▶ _Aim of the task_: Every record here should be printed again exactly.

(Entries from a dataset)

================

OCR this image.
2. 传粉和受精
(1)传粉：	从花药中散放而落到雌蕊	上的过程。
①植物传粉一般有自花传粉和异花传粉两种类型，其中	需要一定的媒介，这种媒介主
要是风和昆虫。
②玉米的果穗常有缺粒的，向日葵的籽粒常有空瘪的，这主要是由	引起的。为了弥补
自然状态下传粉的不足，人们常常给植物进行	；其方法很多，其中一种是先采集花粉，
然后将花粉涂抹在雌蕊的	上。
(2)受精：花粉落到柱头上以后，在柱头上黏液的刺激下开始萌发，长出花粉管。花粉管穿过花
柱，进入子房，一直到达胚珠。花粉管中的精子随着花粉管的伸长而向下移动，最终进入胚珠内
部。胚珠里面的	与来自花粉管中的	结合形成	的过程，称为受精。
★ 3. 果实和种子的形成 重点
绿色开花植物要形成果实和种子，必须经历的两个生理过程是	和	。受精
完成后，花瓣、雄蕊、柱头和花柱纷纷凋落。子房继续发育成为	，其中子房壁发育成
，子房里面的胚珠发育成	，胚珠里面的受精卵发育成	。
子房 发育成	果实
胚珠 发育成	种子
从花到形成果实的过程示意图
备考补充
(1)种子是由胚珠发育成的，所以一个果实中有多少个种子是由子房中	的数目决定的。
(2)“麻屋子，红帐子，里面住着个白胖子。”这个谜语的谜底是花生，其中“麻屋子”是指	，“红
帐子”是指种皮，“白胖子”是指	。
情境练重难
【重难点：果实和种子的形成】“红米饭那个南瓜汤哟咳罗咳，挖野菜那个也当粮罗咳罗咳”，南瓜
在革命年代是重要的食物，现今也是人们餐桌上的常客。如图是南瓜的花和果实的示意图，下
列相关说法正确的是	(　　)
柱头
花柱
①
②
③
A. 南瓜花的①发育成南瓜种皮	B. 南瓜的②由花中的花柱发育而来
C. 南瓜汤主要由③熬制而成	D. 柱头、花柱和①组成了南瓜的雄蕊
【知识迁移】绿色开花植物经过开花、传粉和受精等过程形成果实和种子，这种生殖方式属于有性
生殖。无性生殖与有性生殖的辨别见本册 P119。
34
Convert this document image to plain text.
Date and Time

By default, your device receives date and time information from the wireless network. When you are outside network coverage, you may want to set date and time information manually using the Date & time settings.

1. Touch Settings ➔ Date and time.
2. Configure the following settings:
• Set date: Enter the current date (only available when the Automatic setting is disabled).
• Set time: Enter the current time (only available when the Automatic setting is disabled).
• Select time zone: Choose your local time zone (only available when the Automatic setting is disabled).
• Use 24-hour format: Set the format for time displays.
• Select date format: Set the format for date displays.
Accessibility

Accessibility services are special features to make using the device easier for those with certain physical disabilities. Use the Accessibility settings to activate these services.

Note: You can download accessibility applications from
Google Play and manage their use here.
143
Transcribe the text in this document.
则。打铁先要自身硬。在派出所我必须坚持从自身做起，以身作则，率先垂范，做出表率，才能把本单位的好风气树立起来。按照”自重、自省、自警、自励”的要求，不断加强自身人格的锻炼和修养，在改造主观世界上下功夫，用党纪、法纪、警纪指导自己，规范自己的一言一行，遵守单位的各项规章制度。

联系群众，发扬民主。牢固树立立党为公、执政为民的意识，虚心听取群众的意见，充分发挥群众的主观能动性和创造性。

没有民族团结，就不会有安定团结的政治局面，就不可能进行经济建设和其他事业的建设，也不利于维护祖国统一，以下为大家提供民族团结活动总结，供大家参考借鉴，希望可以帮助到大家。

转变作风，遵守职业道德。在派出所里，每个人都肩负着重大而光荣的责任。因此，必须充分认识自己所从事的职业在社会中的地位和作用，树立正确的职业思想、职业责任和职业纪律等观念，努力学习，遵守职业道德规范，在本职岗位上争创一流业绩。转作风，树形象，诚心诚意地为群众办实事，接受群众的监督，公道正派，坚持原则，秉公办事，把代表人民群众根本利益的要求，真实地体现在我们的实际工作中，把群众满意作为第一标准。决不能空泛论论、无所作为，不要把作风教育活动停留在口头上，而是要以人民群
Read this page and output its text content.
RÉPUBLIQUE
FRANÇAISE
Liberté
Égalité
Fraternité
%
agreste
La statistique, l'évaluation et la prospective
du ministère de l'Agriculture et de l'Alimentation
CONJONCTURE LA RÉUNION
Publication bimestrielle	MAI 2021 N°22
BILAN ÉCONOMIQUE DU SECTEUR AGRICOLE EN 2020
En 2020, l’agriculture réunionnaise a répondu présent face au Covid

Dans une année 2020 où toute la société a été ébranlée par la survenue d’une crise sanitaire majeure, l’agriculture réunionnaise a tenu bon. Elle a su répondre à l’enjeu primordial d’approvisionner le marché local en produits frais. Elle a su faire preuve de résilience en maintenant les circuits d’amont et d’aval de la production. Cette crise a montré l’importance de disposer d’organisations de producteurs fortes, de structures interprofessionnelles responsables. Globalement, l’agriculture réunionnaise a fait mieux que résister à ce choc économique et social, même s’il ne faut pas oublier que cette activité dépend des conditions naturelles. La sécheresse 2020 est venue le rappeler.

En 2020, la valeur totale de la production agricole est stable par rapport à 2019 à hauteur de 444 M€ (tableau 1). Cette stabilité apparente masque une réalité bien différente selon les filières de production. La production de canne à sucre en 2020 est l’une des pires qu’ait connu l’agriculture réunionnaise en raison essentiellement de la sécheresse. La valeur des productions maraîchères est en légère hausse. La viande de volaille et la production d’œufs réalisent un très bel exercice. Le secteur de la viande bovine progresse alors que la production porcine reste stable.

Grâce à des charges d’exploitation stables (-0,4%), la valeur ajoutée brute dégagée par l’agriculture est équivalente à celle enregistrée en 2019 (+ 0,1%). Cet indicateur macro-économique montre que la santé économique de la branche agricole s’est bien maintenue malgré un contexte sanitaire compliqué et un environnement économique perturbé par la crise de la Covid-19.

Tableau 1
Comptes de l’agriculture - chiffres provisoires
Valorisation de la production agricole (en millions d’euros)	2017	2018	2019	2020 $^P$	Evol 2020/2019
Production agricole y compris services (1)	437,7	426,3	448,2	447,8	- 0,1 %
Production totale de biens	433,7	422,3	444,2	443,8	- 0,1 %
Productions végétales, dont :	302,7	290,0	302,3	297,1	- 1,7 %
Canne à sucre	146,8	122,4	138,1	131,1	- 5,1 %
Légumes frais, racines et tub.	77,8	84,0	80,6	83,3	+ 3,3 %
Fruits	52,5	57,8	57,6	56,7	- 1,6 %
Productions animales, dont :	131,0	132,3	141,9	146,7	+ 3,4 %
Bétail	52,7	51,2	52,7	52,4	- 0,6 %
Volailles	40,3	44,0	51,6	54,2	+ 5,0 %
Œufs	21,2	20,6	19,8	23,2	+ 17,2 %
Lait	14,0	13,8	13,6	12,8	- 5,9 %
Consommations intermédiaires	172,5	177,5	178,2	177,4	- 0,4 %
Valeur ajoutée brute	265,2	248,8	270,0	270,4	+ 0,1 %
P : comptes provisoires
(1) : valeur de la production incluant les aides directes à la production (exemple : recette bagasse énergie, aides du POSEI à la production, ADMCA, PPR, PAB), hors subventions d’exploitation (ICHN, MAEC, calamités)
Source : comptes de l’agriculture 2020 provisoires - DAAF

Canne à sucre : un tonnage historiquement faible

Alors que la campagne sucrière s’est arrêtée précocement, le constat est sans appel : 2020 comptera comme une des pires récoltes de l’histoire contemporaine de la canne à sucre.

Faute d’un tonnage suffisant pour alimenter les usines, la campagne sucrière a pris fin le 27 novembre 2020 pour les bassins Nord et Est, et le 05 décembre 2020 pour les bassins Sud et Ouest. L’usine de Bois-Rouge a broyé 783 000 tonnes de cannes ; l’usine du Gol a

================

▶ _Task output_:
OCR this image.
2. 传粉和受精
(1)传粉：	从花药中散放而落到雌蕊	上的过程。
①植物传粉一般有自花传粉和异花传粉两种类型，其中	需要一定的媒介，这种媒介主
要是风和昆虫。
②玉米的果穗常有缺粒的，向日葵的籽粒常有空瘪的，这主要是由	引起的。为了弥补
自然状态下传粉的不足，人们常常给植物进行	；其方法很多，其中一种是先采集花粉，
然后将花粉涂抹在雌蕊的	上。
(2)受精：花粉落到柱头上以后，在柱头上黏液的刺激下开始萌发，长出花粉管。花粉管穿过花
柱，进入子房，一直到达胚珠。花粉管中的精子随着花粉管的伸长而向下移动，最终进入胚珠内
部。胚珠里面的	与来自花粉管中的	结合形成	的过程，称为受精。
★ 3. 果实和种子的形成 重点
绿色开花植物要形成果实和种子，必须经历的两个生理过程是	和	。受精
完成后，花瓣、雄蕊、柱头和花柱纷纷凋落。子房继续发育成为	，其中子房壁发育成
，子房里面的胚珠发育成	，胚珠里面的受精卵发育成	。
子房 发育成	果实
胚珠 发育成	种子
从花到形成果实的过程示意图
备考补充
(1)种子是由胚珠发育成的，所以一个果实中有多少个种子是由子房中	的数目决定的。
(2)“麻屋子，红帐子，里面住着个白胖子。”这个谜语的谜底是花生，其中“麻屋子”是指	，“红
帐子”是指种皮，“白胖子”是指	。
情境练重难
【重难点：果实和种子的形成】“红米饭那个南瓜汤哟咳罗咳，挖野菜那个也当粮罗咳罗咳”，南瓜
在革命年代是重要的食物，现今也是人们餐桌上的常客。如图是南瓜的花和果实的示意图，下
列相关说法正确的是	(　　)
柱头
花柱
①
②
③
A. 南瓜花的①发育成南瓜种皮	B. 南瓜的②由花中的花柱发育而来
C. 南瓜汤主要由③熬制而成	D. 柱头、花柱和①组成了南瓜的雄蕊
【知识迁移】绿色开花植物经过开花、传粉和受精等过程形成果实和种子，这种生殖方式属于有性
生殖。无性生殖与有性生殖的辨别见本册 P119。
34
Convert this document image to plain text.
Date and Time

By default, your device receives date and time information from the wireless network. When you are outside network coverage, you may want to set date and time information manually using the Date & time settings.

1. Touch Settings ➔ Date and time.
2. Configure the following settings:
• Set date: Enter the current date (only available when the Automatic setting is disabled).
• Set time: Enter the current time (only available when the Automatic setting is disabled).
• Select time zone: Choose your local time zone (only available when the Automatic setting is disabled).
• Use 24-hour format: Set the format for time displays.
• Select date format: Set the format for date displays.
Accessibility

Accessibility services are special features to make using the device easier for those with certain physical disabilities. Use the Accessibility settings to activate these services.

Note: You can download accessibility applications from
Google Play and manage their use here.
143
Transcribe the text in this document.
则。打铁先要自身硬。在派出所我必须坚持从自身做起，以身作则，率先垂范，做出表率，才能把本单位的好风气树立起来。按照”自重、自省、自警、自励”的要求，不断加强自身人格的锻炼和修养，在改造主观世界上下功夫，用党纪、法纪、警纪指导自己，规范自己的一言一行，遵守单位的各项规章制度。

联系群众，发扬民主。牢固树立立党为公、执政为民的意识，虚心听取群众的意见，充分发挥群众的主观能动性和创造性。

没有民族团结，就不会有安定团结的政治局面，就不可能进行经济建设和其他事业的建设，也不利于维护祖国统一，以下为大家提供民族团结活动总结，供大家参考借鉴，希望可以帮助到大家。

转变作风，遵守职业道德。在派出所里，每个人都肩负着重大而光荣的责任。因此，必须充分认识自己所从事的职业在社会中的地位和作用，树立正确的职业思想、职业责任和职业纪律等观念，努力学习，遵守职业道德规范，在本职岗位上争创一流业绩。转作风，树形象，诚心诚意地为群众办实事，接受群众的监督，公道正派，坚持原则，秉公办事，把代表人民群众根本利益的要求，真实地体现在我们的实际工作中，把群众满意作为第一标准。决不能空泛论论、无所作为，不要把作风教育活动停留在口头上，而是要以人民群
Read this page and output its text content.
RÉPUBLIQUE
FRANÇAISE
Liberté
Égalité
Fraternité
%
agreste
La statistique, l'évaluation et la prospective
du ministère de l'Agriculture et de l'Alimentation
CONJONCTURE LA RÉUNION
Publication bimestrielle	MAI 2021 N°22
BILAN ÉCONOMIQUE DU SECTEUR AGRICOLE EN 2020
En 2020, l’agriculture réunionnaise a répondu présent face au Covid

Dans une année 2020 où toute la société a été ébranlée par la survenue d’une crise sanitaire majeure, l’agriculture réunionnaise a tenu bon. Elle a su répondre à l’enjeu primordial d’approvisionner le marché local en produits frais. Elle a su faire preuve de résilience en maintenant les circuits d’amont et d’aval de la production. Cette crise a montré l’importance de disposer d’organisations de producteurs fortes, de structures interprofessionnelles responsables. Globalement, l’agriculture réunionnaise a fait mieux que résister à ce choc économique et social, même s’il ne faut pas oublier que cette activité dépend des conditions naturelles. La sécheresse 2020 est venue le rappeler.

En 2020, la valeur totale de la production agricole est stable par rapport à 2019 à hauteur de 444 M€ (tableau 1). Cette stabilité apparente masque une réalité bien différente selon les filières de production. La production de canne à sucre en 2020 est l’une des pires qu’ait connu l’agriculture réunionnaise en raison essentiellement de la sécheresse. La valeur des productions maraîchères est en légère hausse. La viande de volaille et la production d’œufs réalisent un très bel exercice. Le secteur de la viande bovine progresse alors que la production porcine reste stable.

Grâce à des charges d’exploitation stables (-0,4%), la valeur ajoutée brute dégagée par l’agriculture est équivalente à celle enregistrée en 2019 (+ 0,1%). Cet indicateur macro-économique montre que la santé économique de la branche agricole s’est bien maintenue malgré un contexte sanitaire compliqué et un environnement économique perturbé par la crise de la Covid-19.

Tableau 1
Comptes de l’agriculture - chiffres provisoires
Valorisation de la production agricole (en millions d’euros)	2017	2018	2019	2020 $^P$	Evol 2020/2019
Production agricole y compris services (1)	437,7	426,3	448,2	447,8	- 0,1 %
Production totale de biens	433,7	422,3	444,2	443,8	- 0,1 %
Productions végétales, dont :	302,7	290,0	302,3	297,1	- 1,7 %
Canne à sucre	146,8	122,4	138,1	131,1	- 5,1 %
Légumes frais, racines et tub.	77,8	84,0	80,6	83,3	+ 3,3 %
Fruits	52,5	57,8	57,6	56,7	- 1,6 %
Productions animales, dont :	131,0	132,3	141,9	146,7	+ 3,4 %
Bétail	52,7	51,2	52,7	52,4	- 0,6 %
Volailles	40,3	44,0	51,6	54,2	+ 5,0 %
Œufs	21,2	20,6	19,8	23,2	+ 17,2 %
Lait	14,0	13,8	13,6	12,8	- 5,9 %
Consommations intermédiaires	172,5	177,5	178,2	177,4	- 0,4 %
Valeur ajoutée brute	265,2	248,8	270,0	270,4	+ 0,1 %
P : comptes provisoires
(1) : valeur de la production incluant les aides directes à la production (exemple : recette bagasse énergie, aides du POSEI à la production, ADMCA, PPR, PAB), hors subventions d’exploitation (ICHN, MAEC, calamités)
Source : comptes de l’agriculture 2020 provisoires - DAAF

Canne à sucre : un tonnage historiquement faible

Alors que la campagne sucrière s’est arrêtée précocement, le constat est sans appel : 2020 comptera comme une des pires récoltes de l’histoire contemporaine de la canne à sucre.

Faute d’un tonnage suffisant pour alimenter les usines, la campagne sucrière a pris fin le 27 novembre 2020 pour les bassins Nord et Est, et le 05 décembre 2020 pour les bassins Sud et Ouest. L’usine de Bois-Rouge a broyé 783 000 tonnes de cannes ; l’usine du Gol a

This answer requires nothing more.